Selected extract >>
════════════════

Of his performance against Brunswick, Cornette said, “I felt pretty good about it. It really didn’t hit me that it was against such a good team until about two or three days after, when we were talking about it in practice.”

Going into the game, the Vikings were ranked seventh in the state at the Division III level of the Virginia Independent Schools Athletic Association, and prior to that, they had been ranked as high as fourth.

Suffolk Christian has taken on the challenge of playing several VISAA teams from different division levels this season, and generally, Cornette has been the one facing them on the mound.

Norfolk Christian School ended as the runner-up in the Tidewater Conference of Independent Schools tournament this year, and SCA faced the Ambassadors on April 7. The Knights played them close, narrowly falling 3-2 as Cornette threw all seven innings.

“We didn’t hit the ball great, but his pitching gave us a chance,” Moose said.

Cornette also did well against Peninsula Catholic High School on March 19, despite the 4-3 loss for Suffolk Christian.

“I put him in some tough, tough situations, and he’s come through all year on the mound for us,” Moose said.

Though Cornette is attending Suffolk Christian this year, he has spent most of his life as a home school student. And while it may not have been part of the official curriculum, baseball is taught to anyone living in the Cornette household.

Michael Cornette said he got his start in baseball “when I was probably right out of the womb.”

“My dad would always sit on the couch and watch Orioles baseball,” he said, and if not that, he would be listening to games on the radio.

Cornette said he fell in love with the sport “when I was knee-high to a grasshopper.”

His father, Scott Cornette, admitted, “If he didn’t like the sport, I don’t know what I’d do,” because he and his wife, Stephanie Cornette, are so into it.

Michael’s love of baseball and time spent studying it with his dad have made him better on the diamond and have bonded father and son.

“I think that’s what brought me and my dad really close together was baseball,” he said.

“It’s just been kind of a bond between us,” Scott Cornette said.

The elder Cornette serves as an assistant coach for the Knights and has been pleased with his son’s play this season.

“He just has really kind of come into his own this year,” he said. “There’s no question that he’s a student of the game.”

════════════════

Source excerpt >>
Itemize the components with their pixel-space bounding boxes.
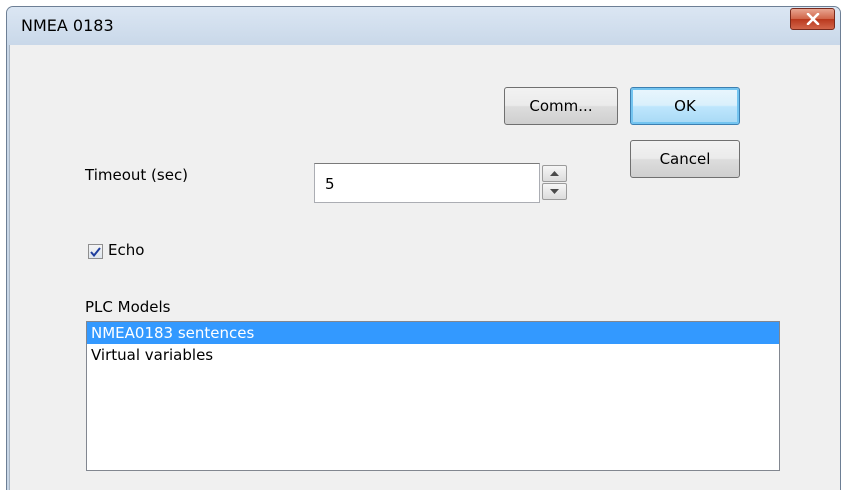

════════════════

Job 1 >>
Return the part of the baseball article that begins at the words "Cornette also did" and stops after the words "the Cornette household.".
Job 2 >>
In the baseball article, what role does Scott Cornette hold with the Knights?
The data has no connection to the text.

Final answer 1 >>
Cornette also did well against Peninsula Catholic High School on March 19, despite the 4-3 loss for Suffolk Christian.

“I put him in some tough, tough situations, and he’s come through all year on the mound for us,” Moose said.

Though Cornette is attending Suffolk Christian this year, he has spent most of his life as a home school student. And while it may not have been part of the official curriculum, baseball is taught to anyone living in the Cornette household.

Final answer 2 >>
He is an assistant coach for the Knights.